WORK REQUIRED -> Reproduce each line of the dataset records below verbatim, with no changes.

(Dataset records)
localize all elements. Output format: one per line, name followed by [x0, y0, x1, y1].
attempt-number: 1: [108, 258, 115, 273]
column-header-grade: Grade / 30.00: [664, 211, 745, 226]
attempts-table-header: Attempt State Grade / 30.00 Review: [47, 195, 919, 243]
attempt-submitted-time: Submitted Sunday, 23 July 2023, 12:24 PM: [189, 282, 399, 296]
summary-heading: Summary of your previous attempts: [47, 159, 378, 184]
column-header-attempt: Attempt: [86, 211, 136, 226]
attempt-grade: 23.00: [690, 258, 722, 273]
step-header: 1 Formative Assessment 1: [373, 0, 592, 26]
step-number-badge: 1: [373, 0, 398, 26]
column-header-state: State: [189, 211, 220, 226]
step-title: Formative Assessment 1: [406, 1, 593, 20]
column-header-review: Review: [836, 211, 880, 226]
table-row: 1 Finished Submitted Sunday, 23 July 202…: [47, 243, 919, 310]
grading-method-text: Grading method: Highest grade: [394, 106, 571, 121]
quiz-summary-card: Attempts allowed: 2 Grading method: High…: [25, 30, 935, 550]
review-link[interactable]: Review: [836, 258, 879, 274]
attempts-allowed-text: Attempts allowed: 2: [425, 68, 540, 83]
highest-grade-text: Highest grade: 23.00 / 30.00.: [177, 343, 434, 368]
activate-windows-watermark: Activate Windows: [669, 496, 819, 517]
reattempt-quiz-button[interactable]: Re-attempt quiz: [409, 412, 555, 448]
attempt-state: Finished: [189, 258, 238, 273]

RESPONSE TO THIS TASK ->
localize all elements. Output format: one per line, name followed by [x0, y0, x1, y1].
attempt-number: 1: [108, 258, 115, 273]
column-header-grade: Grade / 30.00: [664, 211, 745, 226]
attempts-table-header: Attempt State Grade / 30.00 Review: [47, 195, 919, 243]
attempt-submitted-time: Submitted Sunday, 23 July 2023, 12:24 PM: [189, 282, 399, 296]
summary-heading: Summary of your previous attempts: [47, 159, 378, 184]
column-header-attempt: Attempt: [86, 211, 136, 226]
attempt-grade: 23.00: [690, 258, 722, 273]
step-header: 1 Formative Assessment 1: [373, 0, 592, 26]
step-number-badge: 1: [373, 0, 398, 26]
column-header-state: State: [189, 211, 220, 226]
step-title: Formative Assessment 1: [406, 1, 593, 20]
column-header-review: Review: [836, 211, 880, 226]
table-row: 1 Finished Submitted Sunday, 23 July 202…: [47, 243, 919, 310]
grading-method-text: Grading method: Highest grade: [394, 106, 571, 121]
quiz-summary-card: Attempts allowed: 2 Grading method: High…: [25, 30, 935, 550]
review-link[interactable]: Review: [836, 258, 879, 274]
attempts-allowed-text: Attempts allowed: 2: [425, 68, 540, 83]
highest-grade-text: Highest grade: 23.00 / 30.00.: [177, 343, 434, 368]
activate-windows-watermark: Activate Windows: [669, 496, 819, 517]
reattempt-quiz-button[interactable]: Re-attempt quiz: [409, 412, 555, 448]
attempt-state: Finished: [189, 258, 238, 273]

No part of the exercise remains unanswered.